EXERCISE DATA –
********

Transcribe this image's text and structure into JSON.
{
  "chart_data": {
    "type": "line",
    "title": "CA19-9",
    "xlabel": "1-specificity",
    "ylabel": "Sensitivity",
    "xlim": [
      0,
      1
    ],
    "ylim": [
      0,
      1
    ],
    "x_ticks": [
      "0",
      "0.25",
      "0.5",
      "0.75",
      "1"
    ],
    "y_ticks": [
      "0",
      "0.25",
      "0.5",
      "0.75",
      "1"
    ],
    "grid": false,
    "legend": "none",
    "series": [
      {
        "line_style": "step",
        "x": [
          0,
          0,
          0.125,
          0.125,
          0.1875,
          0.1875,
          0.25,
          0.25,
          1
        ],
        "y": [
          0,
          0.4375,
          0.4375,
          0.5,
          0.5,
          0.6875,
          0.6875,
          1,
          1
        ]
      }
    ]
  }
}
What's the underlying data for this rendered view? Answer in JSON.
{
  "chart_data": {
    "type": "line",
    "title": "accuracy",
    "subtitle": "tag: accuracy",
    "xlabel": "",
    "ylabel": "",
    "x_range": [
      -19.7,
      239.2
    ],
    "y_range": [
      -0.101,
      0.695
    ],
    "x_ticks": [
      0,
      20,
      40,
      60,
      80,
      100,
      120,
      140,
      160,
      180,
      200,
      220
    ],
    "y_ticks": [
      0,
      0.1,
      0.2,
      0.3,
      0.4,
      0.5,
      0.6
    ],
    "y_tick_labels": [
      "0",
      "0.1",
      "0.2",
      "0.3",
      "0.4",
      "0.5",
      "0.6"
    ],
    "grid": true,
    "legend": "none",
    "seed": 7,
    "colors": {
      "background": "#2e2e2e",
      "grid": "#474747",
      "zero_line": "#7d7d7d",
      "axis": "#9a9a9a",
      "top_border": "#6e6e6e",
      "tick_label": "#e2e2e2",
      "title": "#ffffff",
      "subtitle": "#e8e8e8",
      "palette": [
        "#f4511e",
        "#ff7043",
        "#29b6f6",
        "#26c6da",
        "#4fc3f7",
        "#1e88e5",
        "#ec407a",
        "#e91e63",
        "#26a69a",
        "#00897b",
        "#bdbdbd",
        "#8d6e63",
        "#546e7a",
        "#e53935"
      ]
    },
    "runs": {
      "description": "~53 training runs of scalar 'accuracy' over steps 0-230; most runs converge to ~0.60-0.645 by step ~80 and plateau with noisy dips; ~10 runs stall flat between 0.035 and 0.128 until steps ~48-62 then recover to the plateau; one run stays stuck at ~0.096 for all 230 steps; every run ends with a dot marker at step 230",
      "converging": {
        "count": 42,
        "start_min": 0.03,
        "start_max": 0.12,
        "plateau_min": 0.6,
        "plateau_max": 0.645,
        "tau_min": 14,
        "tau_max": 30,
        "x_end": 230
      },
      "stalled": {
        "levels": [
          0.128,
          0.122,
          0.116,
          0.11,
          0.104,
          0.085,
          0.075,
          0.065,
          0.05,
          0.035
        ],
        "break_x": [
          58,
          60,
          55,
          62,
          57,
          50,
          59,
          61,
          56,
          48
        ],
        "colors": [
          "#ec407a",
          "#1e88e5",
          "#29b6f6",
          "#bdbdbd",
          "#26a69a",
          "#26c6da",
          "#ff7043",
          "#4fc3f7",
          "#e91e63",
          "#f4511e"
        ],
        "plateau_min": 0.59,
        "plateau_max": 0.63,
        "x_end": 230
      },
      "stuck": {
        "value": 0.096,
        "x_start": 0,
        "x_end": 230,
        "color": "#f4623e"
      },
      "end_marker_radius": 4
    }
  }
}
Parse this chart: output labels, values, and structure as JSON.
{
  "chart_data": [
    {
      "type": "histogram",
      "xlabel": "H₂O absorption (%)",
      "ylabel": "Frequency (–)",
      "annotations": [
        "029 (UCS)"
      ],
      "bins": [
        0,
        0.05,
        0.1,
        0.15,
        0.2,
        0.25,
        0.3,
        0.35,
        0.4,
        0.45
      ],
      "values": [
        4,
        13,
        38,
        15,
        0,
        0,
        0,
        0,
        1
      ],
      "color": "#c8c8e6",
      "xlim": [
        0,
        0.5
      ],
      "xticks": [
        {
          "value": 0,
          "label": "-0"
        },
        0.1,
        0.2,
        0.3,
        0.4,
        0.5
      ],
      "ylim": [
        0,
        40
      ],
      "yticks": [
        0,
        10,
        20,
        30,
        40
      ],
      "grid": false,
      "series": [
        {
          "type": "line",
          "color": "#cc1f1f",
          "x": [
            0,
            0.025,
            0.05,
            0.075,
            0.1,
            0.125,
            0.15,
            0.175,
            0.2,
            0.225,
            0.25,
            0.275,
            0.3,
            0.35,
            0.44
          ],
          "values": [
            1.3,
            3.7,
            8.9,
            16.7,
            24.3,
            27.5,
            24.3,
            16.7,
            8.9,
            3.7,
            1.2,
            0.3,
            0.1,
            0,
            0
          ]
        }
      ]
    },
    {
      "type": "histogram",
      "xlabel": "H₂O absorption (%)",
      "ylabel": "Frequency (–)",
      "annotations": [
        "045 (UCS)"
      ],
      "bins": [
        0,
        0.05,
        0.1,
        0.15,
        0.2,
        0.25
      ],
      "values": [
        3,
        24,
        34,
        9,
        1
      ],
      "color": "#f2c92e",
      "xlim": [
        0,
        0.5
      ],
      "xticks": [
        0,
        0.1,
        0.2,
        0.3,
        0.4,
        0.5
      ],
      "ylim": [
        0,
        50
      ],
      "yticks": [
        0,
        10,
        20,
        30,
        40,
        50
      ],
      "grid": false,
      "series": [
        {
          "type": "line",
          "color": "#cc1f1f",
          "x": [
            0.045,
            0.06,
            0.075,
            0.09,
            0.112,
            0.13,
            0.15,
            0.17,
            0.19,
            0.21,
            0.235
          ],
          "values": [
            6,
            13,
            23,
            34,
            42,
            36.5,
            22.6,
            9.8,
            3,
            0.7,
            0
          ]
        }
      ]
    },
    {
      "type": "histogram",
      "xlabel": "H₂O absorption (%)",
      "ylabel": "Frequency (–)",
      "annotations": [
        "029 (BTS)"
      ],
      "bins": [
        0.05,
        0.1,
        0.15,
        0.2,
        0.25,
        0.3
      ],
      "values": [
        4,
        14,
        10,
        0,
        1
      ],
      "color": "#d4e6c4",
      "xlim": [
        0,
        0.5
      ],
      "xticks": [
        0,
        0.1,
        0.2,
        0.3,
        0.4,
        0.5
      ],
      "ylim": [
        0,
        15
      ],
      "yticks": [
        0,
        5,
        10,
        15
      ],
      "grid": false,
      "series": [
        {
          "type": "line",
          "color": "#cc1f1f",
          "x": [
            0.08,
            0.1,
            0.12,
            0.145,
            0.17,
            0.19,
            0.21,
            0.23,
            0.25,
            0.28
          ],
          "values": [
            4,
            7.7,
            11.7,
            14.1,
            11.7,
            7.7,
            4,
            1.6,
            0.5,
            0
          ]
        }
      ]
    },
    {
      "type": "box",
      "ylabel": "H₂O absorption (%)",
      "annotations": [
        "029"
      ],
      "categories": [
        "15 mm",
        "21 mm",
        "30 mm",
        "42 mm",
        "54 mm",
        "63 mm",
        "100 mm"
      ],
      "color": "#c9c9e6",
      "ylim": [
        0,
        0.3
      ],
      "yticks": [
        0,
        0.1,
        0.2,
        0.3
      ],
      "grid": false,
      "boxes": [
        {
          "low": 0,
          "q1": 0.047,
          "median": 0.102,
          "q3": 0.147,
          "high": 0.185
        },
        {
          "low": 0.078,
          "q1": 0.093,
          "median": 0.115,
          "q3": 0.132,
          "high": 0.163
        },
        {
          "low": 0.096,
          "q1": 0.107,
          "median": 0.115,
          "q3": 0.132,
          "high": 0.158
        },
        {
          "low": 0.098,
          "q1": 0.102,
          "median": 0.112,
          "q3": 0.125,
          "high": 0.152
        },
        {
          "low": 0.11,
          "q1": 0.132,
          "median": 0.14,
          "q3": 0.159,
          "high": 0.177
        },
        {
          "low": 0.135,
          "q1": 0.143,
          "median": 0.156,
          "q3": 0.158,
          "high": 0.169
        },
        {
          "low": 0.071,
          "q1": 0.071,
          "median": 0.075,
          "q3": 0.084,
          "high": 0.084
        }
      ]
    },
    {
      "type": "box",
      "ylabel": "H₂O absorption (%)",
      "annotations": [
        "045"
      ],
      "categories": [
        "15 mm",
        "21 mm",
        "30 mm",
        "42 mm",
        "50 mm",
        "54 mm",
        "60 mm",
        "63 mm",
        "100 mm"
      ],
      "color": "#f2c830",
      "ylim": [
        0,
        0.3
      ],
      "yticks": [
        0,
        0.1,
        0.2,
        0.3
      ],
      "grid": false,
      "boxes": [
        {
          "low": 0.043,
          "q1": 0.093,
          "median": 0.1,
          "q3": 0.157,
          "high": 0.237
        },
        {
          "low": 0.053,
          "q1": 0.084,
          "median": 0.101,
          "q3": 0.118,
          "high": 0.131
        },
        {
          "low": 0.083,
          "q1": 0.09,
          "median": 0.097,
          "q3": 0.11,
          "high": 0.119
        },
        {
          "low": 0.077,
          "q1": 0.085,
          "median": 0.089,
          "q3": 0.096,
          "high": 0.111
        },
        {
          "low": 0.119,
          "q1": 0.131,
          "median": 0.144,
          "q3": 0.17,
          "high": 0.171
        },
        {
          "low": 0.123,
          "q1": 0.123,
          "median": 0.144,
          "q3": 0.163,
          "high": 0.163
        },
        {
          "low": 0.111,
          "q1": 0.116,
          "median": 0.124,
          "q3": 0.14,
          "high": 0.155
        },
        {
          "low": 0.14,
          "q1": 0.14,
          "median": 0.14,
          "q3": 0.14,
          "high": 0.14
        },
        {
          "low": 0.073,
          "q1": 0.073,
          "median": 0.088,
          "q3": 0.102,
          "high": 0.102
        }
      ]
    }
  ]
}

********

WHAT IS ASKED –
From the entries above, copy out every line where the string "runs" appears.

SOLUTION TO THIS PROBLEM –
    "runs": {
      "description": "~53 training runs of scalar 'accuracy' over steps 0-230; most runs converge to ~0.60-0.645 by step ~80 and plateau with noisy dips; ~10 runs stall flat between 0.035 and 0.128 until steps ~48-62 then recover to the plateau; one run stays stuck at ~0.096 for all 230 steps; every run ends with a dot marker at step 230",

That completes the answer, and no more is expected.